>> begin

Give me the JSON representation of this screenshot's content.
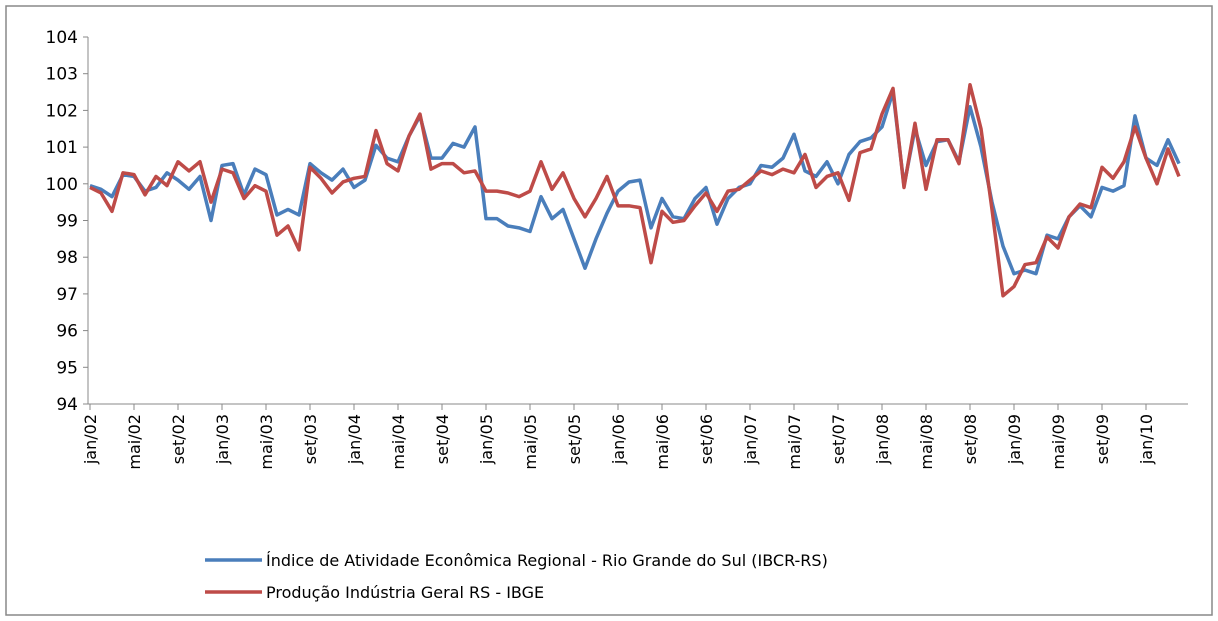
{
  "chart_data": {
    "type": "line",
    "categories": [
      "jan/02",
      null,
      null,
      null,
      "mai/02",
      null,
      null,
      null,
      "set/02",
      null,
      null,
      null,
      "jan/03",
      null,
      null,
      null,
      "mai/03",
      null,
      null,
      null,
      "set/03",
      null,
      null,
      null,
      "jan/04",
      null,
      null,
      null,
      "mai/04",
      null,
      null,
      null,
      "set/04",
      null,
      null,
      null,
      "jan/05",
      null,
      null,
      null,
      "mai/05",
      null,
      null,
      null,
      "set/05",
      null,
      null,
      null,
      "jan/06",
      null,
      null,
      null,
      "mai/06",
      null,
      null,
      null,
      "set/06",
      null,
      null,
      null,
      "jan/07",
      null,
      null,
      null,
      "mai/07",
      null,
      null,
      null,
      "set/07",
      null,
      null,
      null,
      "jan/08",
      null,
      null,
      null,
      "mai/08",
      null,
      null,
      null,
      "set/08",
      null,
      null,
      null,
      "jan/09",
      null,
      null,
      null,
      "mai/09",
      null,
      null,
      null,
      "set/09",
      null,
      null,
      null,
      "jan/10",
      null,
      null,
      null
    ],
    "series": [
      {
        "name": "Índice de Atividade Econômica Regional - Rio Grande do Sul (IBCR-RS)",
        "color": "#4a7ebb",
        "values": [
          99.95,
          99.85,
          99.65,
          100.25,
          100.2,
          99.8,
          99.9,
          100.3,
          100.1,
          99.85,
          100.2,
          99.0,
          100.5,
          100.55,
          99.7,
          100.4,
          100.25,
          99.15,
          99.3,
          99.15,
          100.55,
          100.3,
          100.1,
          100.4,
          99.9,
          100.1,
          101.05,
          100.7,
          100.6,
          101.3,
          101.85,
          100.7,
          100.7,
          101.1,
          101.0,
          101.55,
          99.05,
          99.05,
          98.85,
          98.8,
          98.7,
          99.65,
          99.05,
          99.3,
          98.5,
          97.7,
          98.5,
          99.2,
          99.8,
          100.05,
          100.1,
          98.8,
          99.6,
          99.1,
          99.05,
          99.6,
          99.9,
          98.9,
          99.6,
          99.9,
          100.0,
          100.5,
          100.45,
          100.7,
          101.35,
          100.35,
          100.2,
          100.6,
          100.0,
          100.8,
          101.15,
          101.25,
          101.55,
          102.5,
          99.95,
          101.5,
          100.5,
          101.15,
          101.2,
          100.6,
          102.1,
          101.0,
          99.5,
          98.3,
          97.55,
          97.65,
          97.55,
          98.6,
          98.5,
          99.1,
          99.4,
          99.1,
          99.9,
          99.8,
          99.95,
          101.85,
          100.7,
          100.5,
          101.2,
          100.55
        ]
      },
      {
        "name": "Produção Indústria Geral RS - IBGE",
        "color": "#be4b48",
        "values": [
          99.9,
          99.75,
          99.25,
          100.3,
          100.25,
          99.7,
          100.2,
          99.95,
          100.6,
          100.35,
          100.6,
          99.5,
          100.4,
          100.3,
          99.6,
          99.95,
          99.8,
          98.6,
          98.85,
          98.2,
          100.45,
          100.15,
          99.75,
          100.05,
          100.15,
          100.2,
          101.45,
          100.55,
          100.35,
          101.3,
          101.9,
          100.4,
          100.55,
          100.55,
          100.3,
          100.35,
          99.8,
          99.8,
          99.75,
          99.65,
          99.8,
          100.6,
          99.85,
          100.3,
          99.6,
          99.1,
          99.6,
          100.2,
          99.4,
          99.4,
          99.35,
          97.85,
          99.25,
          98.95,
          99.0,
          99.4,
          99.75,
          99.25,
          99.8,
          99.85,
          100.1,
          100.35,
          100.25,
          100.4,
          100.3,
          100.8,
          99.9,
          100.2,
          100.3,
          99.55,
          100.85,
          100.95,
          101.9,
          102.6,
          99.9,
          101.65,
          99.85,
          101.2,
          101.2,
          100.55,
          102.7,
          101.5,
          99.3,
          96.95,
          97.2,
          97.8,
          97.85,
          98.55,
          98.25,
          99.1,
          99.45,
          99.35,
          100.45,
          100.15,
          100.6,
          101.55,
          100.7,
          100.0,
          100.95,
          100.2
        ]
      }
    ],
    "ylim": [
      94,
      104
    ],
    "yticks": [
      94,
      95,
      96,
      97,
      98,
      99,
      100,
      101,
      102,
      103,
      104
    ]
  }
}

>> end

→ Your objective
List all lines in the material containing the string "name".

→ Reply
        "name": "Índice de Atividade Econômica Regional - Rio Grande do Sul (IBCR-RS)",
        "name": "Produção Indústria Geral RS - IBGE",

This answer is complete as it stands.